## Instructions to follow
Where does the string "лицам" appear? Copy every line of the entries below that holds it.

## Provided records

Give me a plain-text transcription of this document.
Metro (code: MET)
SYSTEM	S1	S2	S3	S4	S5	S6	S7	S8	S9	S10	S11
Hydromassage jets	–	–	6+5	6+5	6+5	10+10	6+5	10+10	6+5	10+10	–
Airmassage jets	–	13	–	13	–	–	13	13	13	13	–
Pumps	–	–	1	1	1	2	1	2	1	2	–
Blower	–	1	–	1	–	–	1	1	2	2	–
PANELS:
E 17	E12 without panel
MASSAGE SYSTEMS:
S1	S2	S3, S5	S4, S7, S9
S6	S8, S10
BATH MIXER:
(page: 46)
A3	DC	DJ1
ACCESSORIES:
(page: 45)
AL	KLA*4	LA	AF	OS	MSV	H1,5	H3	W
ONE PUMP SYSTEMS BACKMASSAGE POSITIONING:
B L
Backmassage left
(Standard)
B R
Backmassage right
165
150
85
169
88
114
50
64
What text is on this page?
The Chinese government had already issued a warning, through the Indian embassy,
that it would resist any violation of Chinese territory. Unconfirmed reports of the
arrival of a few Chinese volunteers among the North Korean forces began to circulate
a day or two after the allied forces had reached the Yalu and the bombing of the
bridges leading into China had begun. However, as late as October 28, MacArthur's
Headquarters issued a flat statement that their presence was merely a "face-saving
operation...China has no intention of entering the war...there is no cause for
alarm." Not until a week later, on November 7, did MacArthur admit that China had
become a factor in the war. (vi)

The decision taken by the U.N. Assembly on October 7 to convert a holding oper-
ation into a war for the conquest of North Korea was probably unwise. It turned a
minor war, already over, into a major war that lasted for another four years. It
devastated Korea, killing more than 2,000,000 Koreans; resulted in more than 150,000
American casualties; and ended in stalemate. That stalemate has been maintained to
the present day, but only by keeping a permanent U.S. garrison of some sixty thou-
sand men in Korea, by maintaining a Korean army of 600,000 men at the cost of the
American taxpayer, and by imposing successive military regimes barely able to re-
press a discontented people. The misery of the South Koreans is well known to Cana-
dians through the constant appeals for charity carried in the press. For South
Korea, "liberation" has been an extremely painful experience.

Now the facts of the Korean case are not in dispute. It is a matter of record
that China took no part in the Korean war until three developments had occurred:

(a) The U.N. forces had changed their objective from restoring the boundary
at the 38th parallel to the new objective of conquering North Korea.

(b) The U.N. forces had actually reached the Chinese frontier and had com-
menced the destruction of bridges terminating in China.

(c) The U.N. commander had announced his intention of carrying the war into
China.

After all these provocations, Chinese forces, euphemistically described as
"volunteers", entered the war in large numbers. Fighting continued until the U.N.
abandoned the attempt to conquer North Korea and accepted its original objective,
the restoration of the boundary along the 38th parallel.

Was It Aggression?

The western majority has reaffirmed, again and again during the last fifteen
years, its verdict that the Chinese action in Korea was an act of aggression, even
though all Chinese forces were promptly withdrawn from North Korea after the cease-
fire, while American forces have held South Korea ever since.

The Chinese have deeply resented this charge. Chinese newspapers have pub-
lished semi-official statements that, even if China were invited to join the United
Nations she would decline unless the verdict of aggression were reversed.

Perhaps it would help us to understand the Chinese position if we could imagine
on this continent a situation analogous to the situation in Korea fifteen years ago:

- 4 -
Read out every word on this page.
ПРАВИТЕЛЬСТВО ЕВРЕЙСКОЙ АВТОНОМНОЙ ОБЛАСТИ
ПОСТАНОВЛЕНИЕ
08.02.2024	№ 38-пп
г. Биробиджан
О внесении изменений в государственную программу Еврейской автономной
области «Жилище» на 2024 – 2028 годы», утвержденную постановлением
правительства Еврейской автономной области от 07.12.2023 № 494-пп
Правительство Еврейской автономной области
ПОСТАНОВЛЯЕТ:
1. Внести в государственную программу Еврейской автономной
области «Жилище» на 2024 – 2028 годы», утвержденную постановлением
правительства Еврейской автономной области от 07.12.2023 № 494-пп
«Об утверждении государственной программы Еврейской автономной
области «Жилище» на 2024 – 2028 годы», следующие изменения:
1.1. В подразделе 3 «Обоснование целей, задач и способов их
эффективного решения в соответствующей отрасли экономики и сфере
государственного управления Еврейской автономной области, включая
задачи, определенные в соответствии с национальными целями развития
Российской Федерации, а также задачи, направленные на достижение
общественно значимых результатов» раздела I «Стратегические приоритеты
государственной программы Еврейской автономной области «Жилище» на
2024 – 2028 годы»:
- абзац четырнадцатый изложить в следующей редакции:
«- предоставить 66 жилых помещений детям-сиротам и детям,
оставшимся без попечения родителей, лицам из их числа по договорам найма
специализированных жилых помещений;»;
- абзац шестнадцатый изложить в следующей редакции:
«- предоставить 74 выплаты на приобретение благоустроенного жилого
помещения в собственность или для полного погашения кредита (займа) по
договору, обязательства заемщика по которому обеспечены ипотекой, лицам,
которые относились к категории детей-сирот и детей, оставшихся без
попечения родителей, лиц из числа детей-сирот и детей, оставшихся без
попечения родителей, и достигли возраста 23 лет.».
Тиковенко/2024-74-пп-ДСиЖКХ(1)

## Result
оставшимся без попечения родителей, лицам из их числа по договорам найма
договору, обязательства заемщика по которому обеспечены ипотекой, лицам,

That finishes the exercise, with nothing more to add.